AIM OF THE EXERCISE:
Copy each line below that contains "Rossia".
------ STORED RECORDS ------
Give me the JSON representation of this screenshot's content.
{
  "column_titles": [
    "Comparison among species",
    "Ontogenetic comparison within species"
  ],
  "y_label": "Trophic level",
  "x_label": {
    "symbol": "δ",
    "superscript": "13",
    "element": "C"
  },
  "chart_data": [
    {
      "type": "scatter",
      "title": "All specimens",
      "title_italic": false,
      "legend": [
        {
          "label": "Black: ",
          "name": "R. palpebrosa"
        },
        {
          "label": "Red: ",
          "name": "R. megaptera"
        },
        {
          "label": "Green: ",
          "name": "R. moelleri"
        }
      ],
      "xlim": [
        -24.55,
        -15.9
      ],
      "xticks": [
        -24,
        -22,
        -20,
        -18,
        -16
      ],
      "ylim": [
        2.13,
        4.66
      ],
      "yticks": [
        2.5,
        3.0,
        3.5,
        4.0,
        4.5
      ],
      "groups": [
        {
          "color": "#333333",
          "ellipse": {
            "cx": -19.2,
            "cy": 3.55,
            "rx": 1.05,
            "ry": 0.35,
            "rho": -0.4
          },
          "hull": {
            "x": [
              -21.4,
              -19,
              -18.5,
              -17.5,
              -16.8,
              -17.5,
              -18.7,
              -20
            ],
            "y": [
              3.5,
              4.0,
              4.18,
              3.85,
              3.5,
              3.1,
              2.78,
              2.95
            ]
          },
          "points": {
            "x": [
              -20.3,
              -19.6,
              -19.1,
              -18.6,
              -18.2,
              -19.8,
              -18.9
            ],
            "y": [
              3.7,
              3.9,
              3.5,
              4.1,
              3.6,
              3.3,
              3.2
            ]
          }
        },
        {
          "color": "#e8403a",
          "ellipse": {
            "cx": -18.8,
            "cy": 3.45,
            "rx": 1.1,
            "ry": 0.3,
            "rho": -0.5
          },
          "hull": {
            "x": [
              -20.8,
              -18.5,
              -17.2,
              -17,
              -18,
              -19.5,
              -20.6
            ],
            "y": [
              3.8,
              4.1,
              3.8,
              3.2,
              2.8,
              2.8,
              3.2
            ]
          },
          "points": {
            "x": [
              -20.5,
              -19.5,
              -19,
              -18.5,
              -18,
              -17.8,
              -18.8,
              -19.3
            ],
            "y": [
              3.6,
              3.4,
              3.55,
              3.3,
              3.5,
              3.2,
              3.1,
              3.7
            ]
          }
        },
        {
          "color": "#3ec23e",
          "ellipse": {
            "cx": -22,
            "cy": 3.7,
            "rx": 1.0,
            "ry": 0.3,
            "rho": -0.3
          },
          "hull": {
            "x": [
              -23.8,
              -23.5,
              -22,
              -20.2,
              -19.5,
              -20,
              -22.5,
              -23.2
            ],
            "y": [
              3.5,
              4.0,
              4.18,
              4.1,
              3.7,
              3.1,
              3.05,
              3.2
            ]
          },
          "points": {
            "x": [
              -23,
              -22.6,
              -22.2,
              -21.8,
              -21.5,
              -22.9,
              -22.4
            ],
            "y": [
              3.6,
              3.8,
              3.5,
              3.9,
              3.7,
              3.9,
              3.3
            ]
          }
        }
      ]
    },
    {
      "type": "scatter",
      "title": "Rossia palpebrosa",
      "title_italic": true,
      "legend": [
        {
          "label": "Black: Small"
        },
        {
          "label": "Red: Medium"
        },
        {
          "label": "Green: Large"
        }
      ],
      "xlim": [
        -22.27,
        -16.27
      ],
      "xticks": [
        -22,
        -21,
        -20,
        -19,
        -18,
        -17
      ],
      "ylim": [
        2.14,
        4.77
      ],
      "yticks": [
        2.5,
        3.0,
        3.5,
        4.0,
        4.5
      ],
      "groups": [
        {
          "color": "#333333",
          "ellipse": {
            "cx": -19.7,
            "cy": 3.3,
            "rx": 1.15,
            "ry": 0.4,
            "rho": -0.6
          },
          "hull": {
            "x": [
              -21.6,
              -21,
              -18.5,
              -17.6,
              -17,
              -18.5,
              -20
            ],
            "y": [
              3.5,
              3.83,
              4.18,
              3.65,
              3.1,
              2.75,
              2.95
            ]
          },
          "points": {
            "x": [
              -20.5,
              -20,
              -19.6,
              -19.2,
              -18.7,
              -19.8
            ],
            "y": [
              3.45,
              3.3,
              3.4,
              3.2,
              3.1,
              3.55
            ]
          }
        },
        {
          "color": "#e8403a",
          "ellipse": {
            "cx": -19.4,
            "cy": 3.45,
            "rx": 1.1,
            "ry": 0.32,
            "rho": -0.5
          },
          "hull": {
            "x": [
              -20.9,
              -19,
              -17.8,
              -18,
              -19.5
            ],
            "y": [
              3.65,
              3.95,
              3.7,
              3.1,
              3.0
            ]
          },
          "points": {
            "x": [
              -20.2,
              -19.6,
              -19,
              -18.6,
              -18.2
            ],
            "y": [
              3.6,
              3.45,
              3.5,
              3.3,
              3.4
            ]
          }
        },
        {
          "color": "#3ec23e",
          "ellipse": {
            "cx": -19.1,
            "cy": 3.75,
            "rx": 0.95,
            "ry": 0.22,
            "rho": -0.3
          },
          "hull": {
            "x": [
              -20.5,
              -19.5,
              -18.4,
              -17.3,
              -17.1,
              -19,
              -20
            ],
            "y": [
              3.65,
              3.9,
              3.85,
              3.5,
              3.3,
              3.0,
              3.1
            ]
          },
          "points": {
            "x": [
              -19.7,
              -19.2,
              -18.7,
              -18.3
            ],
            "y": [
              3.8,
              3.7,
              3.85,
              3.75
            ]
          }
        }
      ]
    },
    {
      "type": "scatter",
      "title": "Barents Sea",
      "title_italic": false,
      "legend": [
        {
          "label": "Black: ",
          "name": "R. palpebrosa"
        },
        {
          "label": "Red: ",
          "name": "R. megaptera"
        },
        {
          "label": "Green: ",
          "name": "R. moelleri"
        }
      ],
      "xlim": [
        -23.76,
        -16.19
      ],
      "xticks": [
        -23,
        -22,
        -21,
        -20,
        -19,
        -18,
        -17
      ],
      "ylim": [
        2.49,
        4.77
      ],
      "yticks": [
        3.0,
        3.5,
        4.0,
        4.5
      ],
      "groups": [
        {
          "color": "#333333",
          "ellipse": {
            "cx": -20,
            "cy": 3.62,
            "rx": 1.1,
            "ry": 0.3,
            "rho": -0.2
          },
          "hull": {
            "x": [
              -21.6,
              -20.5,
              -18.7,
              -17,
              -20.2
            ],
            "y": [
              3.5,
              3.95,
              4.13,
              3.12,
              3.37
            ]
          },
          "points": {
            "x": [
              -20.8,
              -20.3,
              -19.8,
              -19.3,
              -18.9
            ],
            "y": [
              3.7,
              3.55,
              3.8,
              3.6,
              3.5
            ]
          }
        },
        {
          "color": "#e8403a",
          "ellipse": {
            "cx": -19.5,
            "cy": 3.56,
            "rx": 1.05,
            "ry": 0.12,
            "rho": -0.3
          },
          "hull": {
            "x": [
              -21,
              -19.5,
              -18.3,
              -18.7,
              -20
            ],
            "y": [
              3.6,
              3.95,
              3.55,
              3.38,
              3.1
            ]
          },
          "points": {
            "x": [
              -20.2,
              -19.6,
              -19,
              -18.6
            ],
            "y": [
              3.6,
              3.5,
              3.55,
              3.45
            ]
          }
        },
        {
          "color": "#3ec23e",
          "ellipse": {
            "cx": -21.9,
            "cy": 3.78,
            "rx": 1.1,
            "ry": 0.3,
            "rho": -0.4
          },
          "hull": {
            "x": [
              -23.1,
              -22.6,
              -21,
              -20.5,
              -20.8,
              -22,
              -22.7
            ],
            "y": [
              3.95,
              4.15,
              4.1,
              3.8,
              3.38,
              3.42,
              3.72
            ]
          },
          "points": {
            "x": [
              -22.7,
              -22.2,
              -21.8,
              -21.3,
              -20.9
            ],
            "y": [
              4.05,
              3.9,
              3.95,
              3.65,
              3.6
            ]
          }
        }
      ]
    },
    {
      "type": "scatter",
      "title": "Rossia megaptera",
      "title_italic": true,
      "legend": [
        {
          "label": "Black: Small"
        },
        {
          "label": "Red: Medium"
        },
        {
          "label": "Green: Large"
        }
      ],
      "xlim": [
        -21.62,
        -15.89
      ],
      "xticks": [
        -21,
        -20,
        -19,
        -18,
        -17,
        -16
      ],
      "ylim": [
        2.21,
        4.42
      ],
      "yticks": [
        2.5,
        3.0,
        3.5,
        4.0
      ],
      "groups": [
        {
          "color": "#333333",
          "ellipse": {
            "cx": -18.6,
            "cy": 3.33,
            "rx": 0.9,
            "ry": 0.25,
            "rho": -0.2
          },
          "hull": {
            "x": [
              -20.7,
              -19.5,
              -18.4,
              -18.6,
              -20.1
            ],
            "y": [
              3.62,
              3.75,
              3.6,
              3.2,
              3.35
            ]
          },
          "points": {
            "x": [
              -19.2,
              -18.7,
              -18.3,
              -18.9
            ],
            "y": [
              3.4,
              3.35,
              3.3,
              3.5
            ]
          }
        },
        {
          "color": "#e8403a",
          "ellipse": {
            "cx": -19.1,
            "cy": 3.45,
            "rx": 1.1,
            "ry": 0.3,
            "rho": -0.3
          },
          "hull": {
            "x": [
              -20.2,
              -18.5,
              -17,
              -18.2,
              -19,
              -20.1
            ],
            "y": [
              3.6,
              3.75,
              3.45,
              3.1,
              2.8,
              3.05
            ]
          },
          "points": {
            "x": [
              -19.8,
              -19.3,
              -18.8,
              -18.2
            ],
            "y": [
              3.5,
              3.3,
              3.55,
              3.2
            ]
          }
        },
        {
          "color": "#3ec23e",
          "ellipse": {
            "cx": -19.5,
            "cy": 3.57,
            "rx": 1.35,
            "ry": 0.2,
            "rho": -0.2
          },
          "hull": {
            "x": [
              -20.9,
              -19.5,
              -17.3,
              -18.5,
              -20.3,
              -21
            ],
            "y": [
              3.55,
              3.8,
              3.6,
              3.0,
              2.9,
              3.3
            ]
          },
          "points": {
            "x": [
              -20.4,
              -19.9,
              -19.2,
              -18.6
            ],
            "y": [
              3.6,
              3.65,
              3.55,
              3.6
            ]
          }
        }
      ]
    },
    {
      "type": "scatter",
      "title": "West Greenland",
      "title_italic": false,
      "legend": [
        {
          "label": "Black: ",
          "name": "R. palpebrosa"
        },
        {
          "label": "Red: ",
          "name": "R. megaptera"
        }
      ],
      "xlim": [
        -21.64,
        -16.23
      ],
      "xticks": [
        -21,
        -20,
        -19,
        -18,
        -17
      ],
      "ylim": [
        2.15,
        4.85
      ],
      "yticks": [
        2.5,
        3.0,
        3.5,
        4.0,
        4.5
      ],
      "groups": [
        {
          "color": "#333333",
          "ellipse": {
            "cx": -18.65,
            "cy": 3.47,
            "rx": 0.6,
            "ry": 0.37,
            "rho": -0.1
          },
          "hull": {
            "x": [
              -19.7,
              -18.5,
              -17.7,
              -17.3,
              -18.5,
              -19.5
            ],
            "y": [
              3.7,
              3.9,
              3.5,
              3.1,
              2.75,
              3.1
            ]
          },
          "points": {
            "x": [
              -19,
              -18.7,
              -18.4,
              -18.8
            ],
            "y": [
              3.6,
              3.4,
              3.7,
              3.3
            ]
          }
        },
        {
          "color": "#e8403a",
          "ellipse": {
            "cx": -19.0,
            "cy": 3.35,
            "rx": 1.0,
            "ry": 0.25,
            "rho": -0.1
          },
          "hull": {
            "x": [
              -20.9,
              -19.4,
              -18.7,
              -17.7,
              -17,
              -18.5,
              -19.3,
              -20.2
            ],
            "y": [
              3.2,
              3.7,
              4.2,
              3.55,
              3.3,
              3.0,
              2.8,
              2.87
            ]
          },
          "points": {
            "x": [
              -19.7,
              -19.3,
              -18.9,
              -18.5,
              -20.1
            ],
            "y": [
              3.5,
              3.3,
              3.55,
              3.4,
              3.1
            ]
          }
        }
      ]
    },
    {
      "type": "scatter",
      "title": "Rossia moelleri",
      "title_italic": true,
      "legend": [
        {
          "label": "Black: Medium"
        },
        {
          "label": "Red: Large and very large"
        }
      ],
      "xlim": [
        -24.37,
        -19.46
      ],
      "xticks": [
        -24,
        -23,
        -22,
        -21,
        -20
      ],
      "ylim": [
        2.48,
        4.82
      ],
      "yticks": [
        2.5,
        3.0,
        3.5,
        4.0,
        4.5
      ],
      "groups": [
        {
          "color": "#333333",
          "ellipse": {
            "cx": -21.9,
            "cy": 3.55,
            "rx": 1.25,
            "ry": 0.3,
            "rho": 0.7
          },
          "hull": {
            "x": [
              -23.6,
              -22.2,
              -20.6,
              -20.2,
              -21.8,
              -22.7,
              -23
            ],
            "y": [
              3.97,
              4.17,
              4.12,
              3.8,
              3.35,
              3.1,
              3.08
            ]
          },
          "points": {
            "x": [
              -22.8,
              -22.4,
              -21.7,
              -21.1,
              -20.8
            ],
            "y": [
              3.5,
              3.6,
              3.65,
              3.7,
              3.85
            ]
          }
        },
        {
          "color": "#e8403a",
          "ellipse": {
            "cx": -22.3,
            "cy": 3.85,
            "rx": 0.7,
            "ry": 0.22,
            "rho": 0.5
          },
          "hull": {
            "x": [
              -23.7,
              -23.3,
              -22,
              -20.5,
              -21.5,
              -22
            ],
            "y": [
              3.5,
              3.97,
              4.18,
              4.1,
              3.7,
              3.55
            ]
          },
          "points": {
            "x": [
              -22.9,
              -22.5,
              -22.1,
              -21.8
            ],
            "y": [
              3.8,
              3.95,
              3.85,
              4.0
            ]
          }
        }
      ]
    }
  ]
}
------
COMPLETED TASK:
      "title": "Rossia palpebrosa",
      "title": "Rossia megaptera",
      "title": "Rossia moelleri",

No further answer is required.